Copy out the listing in full, exactly as written, but not its pictures.

Records from a dataset:
[start]
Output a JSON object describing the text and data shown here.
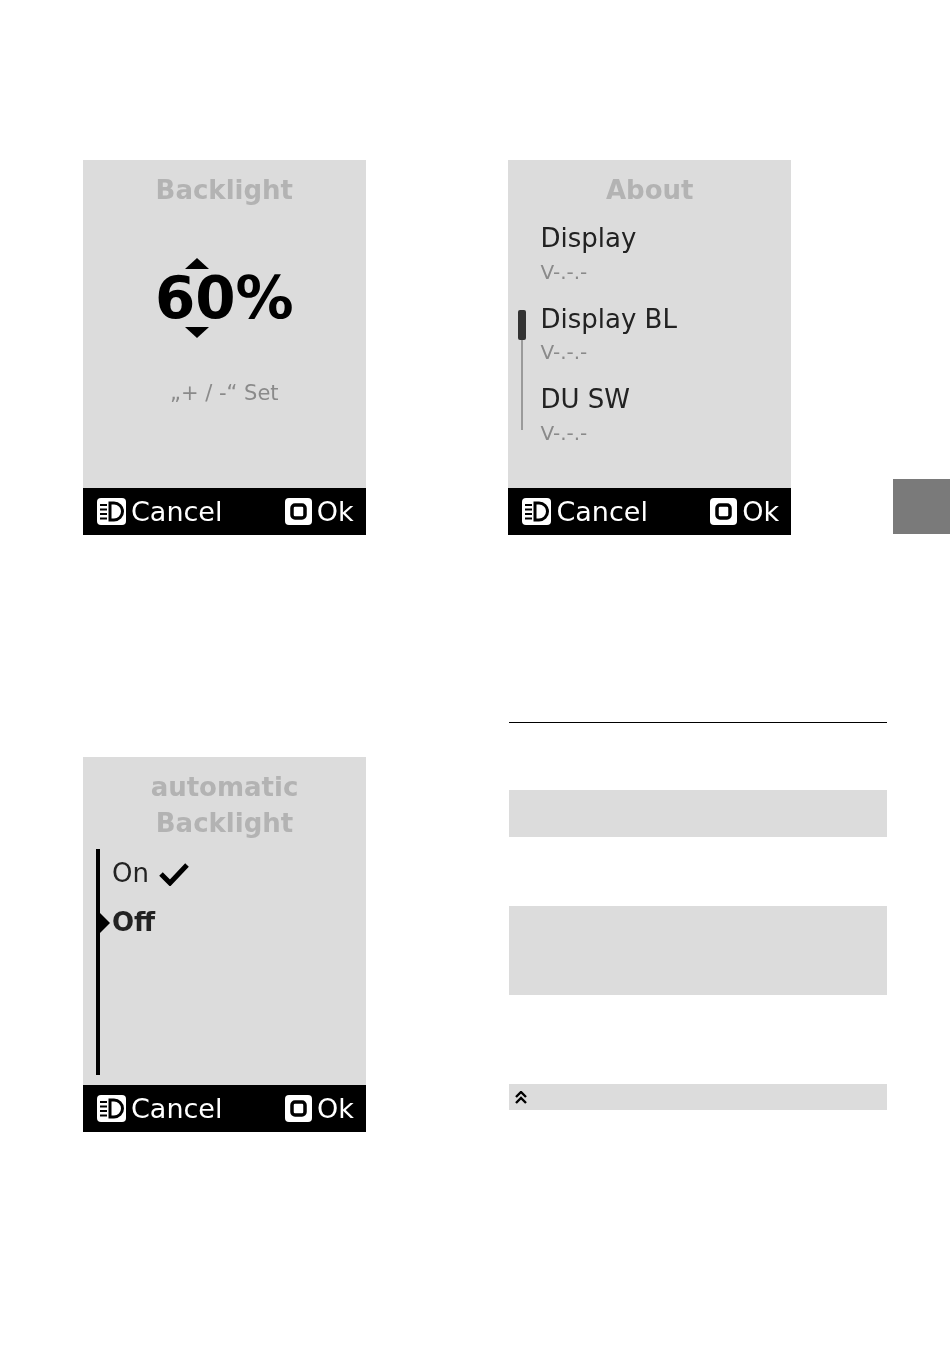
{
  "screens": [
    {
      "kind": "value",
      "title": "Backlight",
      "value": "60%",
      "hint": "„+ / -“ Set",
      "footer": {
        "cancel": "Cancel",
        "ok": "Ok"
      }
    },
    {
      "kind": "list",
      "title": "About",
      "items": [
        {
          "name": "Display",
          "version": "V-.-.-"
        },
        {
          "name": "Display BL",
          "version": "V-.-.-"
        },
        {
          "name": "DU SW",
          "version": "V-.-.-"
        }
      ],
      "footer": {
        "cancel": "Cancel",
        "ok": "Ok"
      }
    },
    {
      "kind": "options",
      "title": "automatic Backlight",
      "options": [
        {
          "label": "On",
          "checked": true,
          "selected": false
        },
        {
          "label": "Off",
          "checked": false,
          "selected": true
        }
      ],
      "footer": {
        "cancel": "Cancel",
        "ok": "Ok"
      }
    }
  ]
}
[end]
_Correct answer_
Output a JSON object describing the text and data shown here.
{
  "screens": [
    {
      "kind": "value",
      "title": "Backlight",
      "value": "60%",
      "hint": "„+ / -“ Set",
      "footer": {
        "cancel": "Cancel",
        "ok": "Ok"
      }
    },
    {
      "kind": "list",
      "title": "About",
      "items": [
        {
          "name": "Display",
          "version": "V-.-.-"
        },
        {
          "name": "Display BL",
          "version": "V-.-.-"
        },
        {
          "name": "DU SW",
          "version": "V-.-.-"
        }
      ],
      "footer": {
        "cancel": "Cancel",
        "ok": "Ok"
      }
    },
    {
      "kind": "options",
      "title": "automatic Backlight",
      "options": [
        {
          "label": "On",
          "checked": true,
          "selected": false
        },
        {
          "label": "Off",
          "checked": false,
          "selected": true
        }
      ],
      "footer": {
        "cancel": "Cancel",
        "ok": "Ok"
      }
    }
  ]
}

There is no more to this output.